§ **EXTRACT**:
_____
Mikeyavelli wrote:
Obama didn't lose anything. He knocked America on its schumer. Obama came in when the American economy collapsed because of bad loans given to people who couldn't pay them back. Obama's plan was to crush America's economy further. Every move the sunnuvabich made was to cripple America further. He gave General Motors to the unions and stiffed me, a bond holder and a stock holder. (I sold my Cadillac and will never buy a GM car, ever.)
Obama throttled businessman, raised taxes, created regulations, stopped energy production, and tried every economic trick to make America weak.
America noticed, and voted for the guy who is making America great again.
Obama didn't lose anything. He knocked America on... (
show quote)
This is old news and some no longer applies..
But then your post is the same way.. nothing applies..
In late 2008, Chrysler, Ford and General Motors were mired in crisis. The companies needed immediate cash, or they faced collapse.
_____
§ **MATERIAL SHOWN**:
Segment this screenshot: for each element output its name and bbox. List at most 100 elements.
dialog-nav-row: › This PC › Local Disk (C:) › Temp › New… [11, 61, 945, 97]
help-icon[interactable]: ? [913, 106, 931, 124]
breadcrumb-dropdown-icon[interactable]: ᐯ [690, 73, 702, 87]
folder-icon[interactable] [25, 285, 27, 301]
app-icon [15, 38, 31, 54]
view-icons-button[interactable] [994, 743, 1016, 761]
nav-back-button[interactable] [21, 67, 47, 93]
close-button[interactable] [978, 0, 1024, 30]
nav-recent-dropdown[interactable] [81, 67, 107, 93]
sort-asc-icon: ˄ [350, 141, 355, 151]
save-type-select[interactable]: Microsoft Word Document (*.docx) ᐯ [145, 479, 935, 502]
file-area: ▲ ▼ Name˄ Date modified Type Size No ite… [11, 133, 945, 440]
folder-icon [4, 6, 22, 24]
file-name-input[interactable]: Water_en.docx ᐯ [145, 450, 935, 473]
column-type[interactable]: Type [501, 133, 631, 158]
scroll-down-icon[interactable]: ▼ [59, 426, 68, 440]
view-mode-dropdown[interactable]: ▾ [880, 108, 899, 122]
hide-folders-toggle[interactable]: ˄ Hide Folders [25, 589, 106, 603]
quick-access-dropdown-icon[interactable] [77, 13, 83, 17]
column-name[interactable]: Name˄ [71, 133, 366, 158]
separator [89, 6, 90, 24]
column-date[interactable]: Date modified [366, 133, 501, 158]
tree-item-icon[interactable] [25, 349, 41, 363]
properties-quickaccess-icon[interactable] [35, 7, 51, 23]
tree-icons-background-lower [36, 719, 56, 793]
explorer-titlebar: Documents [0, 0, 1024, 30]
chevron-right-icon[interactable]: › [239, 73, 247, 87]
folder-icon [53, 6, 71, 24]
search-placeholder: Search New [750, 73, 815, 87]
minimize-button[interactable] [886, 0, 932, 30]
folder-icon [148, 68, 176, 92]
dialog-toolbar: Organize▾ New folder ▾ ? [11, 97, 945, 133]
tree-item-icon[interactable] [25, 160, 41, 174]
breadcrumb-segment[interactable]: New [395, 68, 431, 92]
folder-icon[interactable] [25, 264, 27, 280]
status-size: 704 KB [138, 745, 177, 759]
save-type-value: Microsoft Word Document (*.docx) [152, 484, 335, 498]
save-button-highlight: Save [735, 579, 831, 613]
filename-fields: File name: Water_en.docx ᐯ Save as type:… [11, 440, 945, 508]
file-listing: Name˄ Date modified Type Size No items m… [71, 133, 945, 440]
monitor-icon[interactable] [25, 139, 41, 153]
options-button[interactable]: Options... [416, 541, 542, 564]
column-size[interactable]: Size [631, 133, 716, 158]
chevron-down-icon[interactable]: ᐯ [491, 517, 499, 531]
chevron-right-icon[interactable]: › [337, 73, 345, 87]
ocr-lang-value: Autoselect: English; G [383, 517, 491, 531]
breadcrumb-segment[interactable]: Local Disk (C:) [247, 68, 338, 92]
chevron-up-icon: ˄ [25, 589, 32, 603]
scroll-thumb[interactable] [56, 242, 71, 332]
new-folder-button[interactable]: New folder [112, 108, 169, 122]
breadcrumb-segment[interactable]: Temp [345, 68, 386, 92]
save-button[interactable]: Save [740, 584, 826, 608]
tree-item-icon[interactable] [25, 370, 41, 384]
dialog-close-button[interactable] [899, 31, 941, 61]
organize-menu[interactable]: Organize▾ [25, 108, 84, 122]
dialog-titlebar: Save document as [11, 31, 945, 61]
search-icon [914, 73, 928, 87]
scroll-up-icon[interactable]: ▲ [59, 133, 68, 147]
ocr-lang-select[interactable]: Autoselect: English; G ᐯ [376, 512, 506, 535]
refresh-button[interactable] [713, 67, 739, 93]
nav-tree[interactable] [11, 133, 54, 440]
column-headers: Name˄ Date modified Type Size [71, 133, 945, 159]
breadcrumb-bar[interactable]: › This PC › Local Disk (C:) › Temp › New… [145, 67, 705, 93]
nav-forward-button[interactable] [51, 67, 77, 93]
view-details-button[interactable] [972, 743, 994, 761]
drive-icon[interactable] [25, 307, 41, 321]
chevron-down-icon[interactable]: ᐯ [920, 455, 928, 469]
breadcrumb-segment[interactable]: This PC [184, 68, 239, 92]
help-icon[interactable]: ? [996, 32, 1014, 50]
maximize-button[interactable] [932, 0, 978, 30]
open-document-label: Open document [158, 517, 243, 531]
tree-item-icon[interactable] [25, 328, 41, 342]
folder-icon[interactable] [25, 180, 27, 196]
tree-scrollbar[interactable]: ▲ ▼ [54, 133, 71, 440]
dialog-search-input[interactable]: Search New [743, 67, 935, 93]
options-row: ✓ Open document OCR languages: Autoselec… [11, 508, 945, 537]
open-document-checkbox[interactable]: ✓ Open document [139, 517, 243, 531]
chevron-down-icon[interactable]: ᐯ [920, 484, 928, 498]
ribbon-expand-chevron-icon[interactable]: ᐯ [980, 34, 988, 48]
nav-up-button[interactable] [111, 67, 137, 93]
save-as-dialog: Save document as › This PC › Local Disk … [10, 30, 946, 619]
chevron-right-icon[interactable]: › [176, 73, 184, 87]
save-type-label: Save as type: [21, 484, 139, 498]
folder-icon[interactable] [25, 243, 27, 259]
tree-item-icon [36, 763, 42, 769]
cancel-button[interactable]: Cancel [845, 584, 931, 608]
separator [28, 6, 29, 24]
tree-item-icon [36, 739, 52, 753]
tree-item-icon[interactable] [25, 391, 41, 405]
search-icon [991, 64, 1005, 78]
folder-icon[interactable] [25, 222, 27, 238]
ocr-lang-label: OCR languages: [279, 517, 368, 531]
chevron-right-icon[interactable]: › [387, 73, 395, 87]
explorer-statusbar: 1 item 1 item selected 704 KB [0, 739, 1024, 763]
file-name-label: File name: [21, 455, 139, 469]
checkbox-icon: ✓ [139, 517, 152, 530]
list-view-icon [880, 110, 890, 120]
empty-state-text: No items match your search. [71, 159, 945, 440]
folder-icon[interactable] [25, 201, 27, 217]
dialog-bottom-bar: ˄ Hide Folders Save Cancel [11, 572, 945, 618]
_____
Please return the part of the forum thread above starting at "Obama throttled businessman, raised" and ending at "show quote)", copied word for word.

§ **RESPONSE**:
Obama throttled businessman, raised taxes, created regulations, stopped energy production, and tried every economic trick to make America weak.
America noticed, and voted for the guy who is making America great again.
Obama didn't lose anything. He knocked America on... (
show quote)